>> START PAGE

Acceleration of a mass is a necessary but not sufficient condition for the energy to transform to gravitational waves. A symmetric accelerating mass does not radiate,

If an object changes shape asymmetrically, the spacetime ‘dents’ travel outwards like ripples in spacetime called ‘gravitational waves’. Gravitational effects that are spherically symmetric will not produce gravitational radiation. A perfectly symmetrical collapse of a supernova will produce no waves, but a non-spherical one will emit gravitational radiation. A binary system will always radiate.

or a symmetric system . See here.

An object's gravitational dipole is a measure of how much that mass is distributed away from some center in some direction. It's a vector, since it had to convey not only how much the mass is off-center but also which way. Considering some object in the abstract, the natural 'center' to pick is the center of mass, which is the point around which the dipole is zero.

>> END PAGE
>> START ENTRIES SHOWN

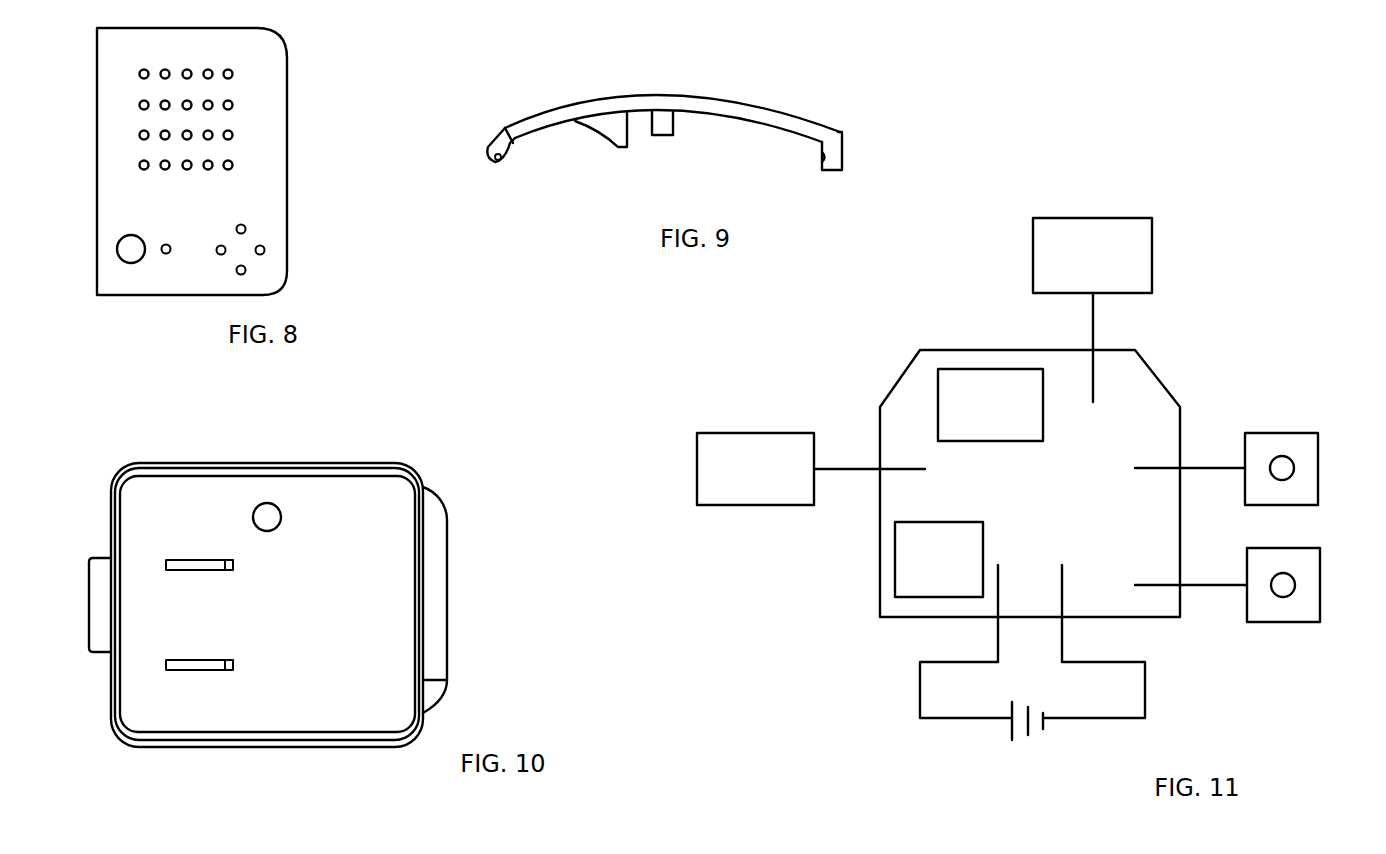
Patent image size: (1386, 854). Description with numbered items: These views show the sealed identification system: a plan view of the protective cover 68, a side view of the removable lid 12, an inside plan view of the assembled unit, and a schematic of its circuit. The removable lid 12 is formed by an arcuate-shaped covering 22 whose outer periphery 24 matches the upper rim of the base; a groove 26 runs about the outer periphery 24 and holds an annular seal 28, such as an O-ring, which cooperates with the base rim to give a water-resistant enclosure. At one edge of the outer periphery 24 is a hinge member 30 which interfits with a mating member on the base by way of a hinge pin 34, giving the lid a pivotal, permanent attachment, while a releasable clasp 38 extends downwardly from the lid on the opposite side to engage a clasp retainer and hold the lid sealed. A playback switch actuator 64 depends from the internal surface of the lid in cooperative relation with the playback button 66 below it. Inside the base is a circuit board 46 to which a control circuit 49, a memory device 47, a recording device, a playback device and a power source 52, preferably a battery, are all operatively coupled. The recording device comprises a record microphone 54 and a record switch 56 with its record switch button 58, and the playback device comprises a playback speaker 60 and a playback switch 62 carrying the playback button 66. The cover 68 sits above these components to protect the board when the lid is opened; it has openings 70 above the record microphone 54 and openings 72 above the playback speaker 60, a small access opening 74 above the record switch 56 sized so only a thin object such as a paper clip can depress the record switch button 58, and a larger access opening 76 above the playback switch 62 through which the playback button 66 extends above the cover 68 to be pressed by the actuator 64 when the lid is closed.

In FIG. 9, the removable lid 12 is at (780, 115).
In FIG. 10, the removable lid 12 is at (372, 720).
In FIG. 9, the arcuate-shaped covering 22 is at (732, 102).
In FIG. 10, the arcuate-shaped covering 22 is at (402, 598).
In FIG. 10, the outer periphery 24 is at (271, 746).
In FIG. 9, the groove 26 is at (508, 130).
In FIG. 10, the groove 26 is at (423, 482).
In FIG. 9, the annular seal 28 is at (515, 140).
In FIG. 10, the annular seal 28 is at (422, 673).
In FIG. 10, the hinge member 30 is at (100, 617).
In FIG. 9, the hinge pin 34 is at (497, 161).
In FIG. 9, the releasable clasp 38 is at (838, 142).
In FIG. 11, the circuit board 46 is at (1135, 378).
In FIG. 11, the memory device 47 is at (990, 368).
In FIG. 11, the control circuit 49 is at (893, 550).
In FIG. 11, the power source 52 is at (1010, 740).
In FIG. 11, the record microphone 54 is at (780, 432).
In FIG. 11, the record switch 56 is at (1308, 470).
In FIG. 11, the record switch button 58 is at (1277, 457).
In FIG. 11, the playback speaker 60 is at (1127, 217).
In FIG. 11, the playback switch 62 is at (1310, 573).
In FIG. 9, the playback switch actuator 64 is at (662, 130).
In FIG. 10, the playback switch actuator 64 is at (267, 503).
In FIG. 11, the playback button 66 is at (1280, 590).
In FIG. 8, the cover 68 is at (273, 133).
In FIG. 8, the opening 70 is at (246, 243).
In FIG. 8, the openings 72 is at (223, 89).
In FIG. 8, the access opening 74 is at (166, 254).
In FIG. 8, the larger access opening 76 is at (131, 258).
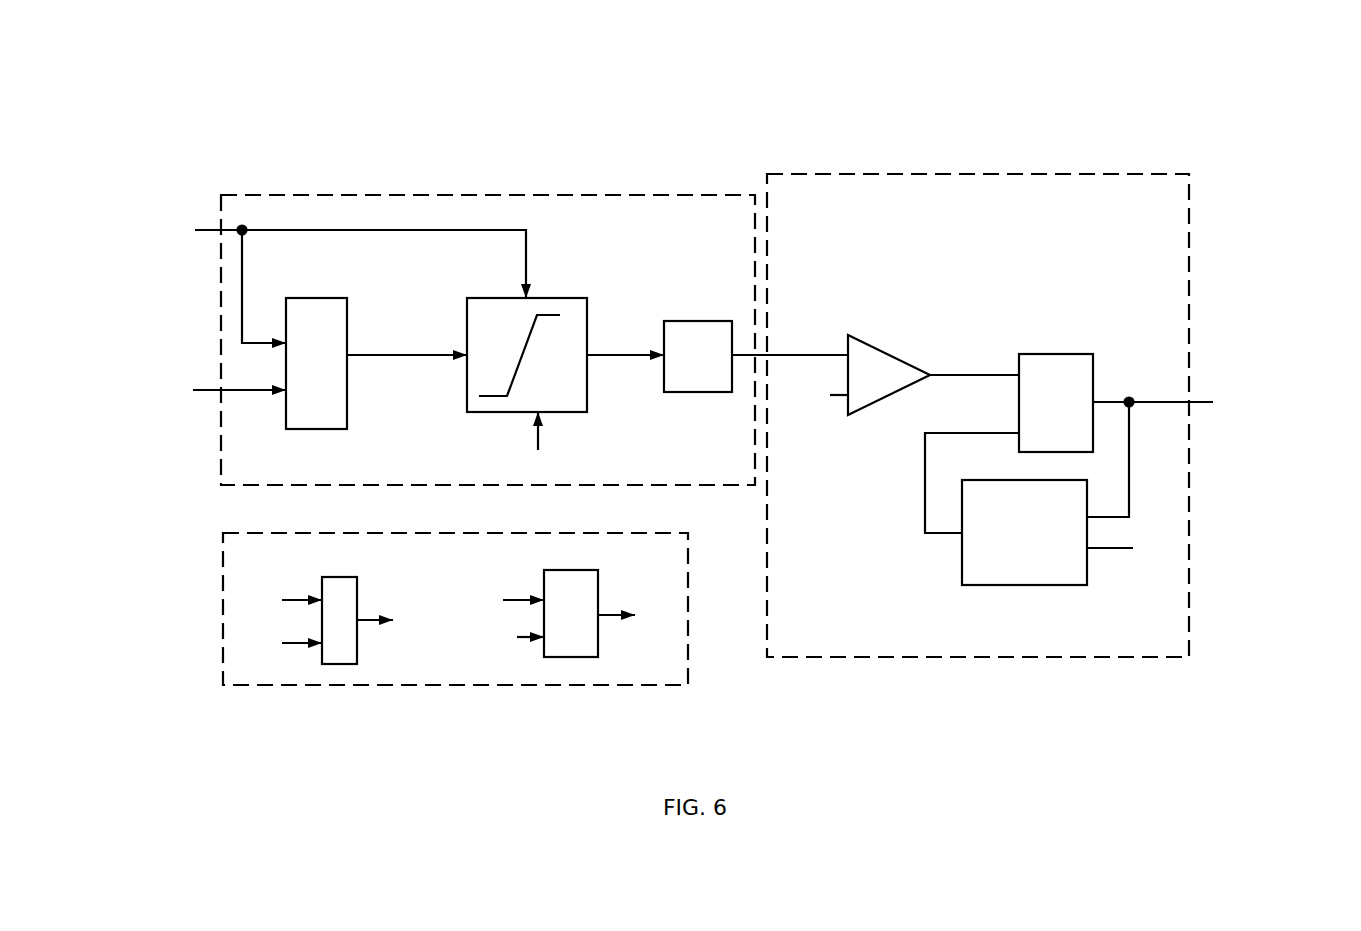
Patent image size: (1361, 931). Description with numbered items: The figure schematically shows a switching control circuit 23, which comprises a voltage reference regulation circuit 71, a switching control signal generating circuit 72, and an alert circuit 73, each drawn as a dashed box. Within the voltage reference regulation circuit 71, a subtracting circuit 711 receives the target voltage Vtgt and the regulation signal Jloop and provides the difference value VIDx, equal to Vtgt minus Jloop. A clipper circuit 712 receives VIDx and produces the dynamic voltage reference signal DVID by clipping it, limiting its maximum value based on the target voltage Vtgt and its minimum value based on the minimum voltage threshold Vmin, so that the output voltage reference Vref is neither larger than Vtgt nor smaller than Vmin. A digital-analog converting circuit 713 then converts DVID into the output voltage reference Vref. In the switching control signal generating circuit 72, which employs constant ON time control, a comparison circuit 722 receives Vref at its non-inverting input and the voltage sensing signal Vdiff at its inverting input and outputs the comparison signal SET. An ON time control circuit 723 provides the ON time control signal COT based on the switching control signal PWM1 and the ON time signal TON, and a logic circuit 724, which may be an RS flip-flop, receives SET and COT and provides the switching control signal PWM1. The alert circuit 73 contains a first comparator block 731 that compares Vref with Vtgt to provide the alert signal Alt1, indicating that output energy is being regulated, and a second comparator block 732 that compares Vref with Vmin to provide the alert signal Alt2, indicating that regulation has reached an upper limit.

>> END ENTRIES SHOWN

- **GIVEN TASK**:
Can you copy, word for word, the stretch of the gravitational-waves passage from "If an object" through "dipole is zero."?

- **RESPONSE TO THIS EXERCISE**:
If an object changes shape asymmetrically, the spacetime ‘dents’ travel outwards like ripples in spacetime called ‘gravitational waves’. Gravitational effects that are spherically symmetric will not produce gravitational radiation. A perfectly symmetrical collapse of a supernova will produce no waves, but a non-spherical one will emit gravitational radiation. A binary system will always radiate.

or a symmetric system . See here.

An object's gravitational dipole is a measure of how much that mass is distributed away from some center in some direction. It's a vector, since it had to convey not only how much the mass is off-center but also which way. Considering some object in the abstract, the natural 'center' to pick is the center of mass, which is the point around which the dipole is zero.